▶ _Stated task_
Quote every line below exactly and skip any picture.

^^^^

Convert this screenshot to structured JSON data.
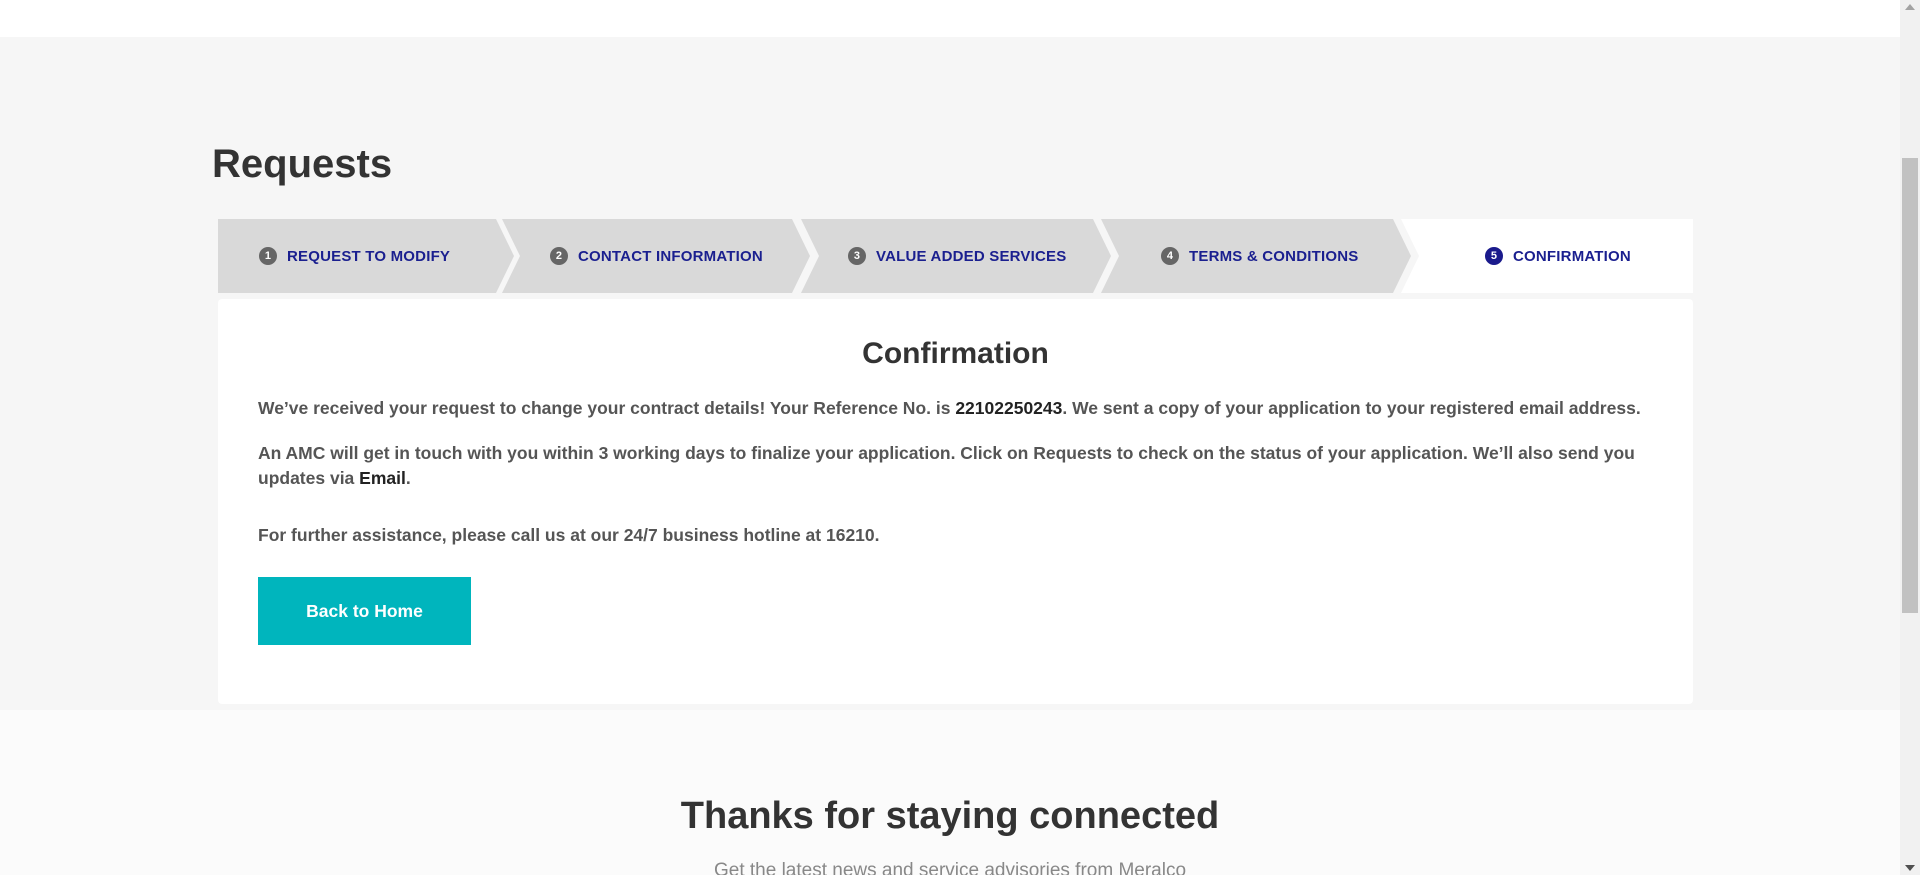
{
  "page": {
    "title": "Requests"
  },
  "stepper": {
    "steps": [
      {
        "number": "1",
        "label": "REQUEST TO MODIFY"
      },
      {
        "number": "2",
        "label": "CONTACT INFORMATION"
      },
      {
        "number": "3",
        "label": "VALUE ADDED SERVICES"
      },
      {
        "number": "4",
        "label": "TERMS & CONDITIONS"
      },
      {
        "number": "5",
        "label": "CONFIRMATION"
      }
    ],
    "active_step": 5
  },
  "confirmation": {
    "title": "Confirmation",
    "p1_before": "We’ve received your request to change your contract details! Your Reference No. is ",
    "reference_no": "22102250243",
    "p1_after": ". We sent a copy of your application to your registered email address.",
    "p2_before": "An AMC will get in touch with you within 3 working days to finalize your application. Click on Requests to check on the status of your application. We’ll also send you updates via ",
    "p2_channel": "Email",
    "p2_after": ".",
    "p3": "For further assistance, please call us at our 24/7 business hotline at 16210.",
    "back_button": "Back to Home"
  },
  "footer": {
    "title": "Thanks for staying connected",
    "subtitle": "Get the latest news and service advisories from Meralco"
  },
  "colors": {
    "accent": "#00b5bd",
    "step_text": "#1a1f8f",
    "step_bg": "#d9d9d9",
    "active_step_num": "#1a1a8c"
  }
}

^^^^

▶ _Result of this exercise_
Convert this screenshot to structured JSON data.
{
  "page": {
    "title": "Requests"
  },
  "stepper": {
    "steps": [
      {
        "number": "1",
        "label": "REQUEST TO MODIFY"
      },
      {
        "number": "2",
        "label": "CONTACT INFORMATION"
      },
      {
        "number": "3",
        "label": "VALUE ADDED SERVICES"
      },
      {
        "number": "4",
        "label": "TERMS & CONDITIONS"
      },
      {
        "number": "5",
        "label": "CONFIRMATION"
      }
    ],
    "active_step": 5
  },
  "confirmation": {
    "title": "Confirmation",
    "p1_before": "We’ve received your request to change your contract details! Your Reference No. is ",
    "reference_no": "22102250243",
    "p1_after": ". We sent a copy of your application to your registered email address.",
    "p2_before": "An AMC will get in touch with you within 3 working days to finalize your application. Click on Requests to check on the status of your application. We’ll also send you updates via ",
    "p2_channel": "Email",
    "p2_after": ".",
    "p3": "For further assistance, please call us at our 24/7 business hotline at 16210.",
    "back_button": "Back to Home"
  },
  "footer": {
    "title": "Thanks for staying connected",
    "subtitle": "Get the latest news and service advisories from Meralco"
  },
  "colors": {
    "accent": "#00b5bd",
    "step_text": "#1a1f8f",
    "step_bg": "#d9d9d9",
    "active_step_num": "#1a1a8c"
  }
}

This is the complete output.